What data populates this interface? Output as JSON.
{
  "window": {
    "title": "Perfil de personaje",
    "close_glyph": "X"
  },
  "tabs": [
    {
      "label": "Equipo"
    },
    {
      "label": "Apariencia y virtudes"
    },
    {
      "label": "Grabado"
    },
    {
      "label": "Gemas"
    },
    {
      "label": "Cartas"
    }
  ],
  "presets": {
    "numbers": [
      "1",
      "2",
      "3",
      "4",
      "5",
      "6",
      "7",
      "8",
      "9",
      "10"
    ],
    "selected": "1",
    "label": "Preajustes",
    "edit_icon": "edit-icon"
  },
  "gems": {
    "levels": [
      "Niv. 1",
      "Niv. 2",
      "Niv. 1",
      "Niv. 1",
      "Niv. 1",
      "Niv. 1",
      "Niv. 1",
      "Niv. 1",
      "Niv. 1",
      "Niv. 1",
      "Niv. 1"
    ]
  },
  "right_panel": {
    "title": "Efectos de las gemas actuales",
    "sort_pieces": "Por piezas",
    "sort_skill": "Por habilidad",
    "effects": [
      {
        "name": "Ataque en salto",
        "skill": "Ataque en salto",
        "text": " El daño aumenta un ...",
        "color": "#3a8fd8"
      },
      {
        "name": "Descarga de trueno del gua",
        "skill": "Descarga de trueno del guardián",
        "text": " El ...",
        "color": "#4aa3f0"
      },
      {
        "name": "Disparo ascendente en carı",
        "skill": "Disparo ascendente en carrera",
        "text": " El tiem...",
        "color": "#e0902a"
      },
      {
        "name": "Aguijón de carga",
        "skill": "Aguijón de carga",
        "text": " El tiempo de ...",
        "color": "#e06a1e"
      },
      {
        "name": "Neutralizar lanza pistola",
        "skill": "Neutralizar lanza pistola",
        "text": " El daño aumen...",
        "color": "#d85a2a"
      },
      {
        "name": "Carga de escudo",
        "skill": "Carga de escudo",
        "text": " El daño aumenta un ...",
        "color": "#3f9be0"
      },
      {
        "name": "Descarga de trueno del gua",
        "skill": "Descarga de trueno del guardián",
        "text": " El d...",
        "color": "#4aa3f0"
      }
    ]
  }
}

#### WHAT NEEDS TO BE DONE:
Find how many lines in the records contain the string "Aguijón", then give the number alone.

#### FINAL RESULT:
2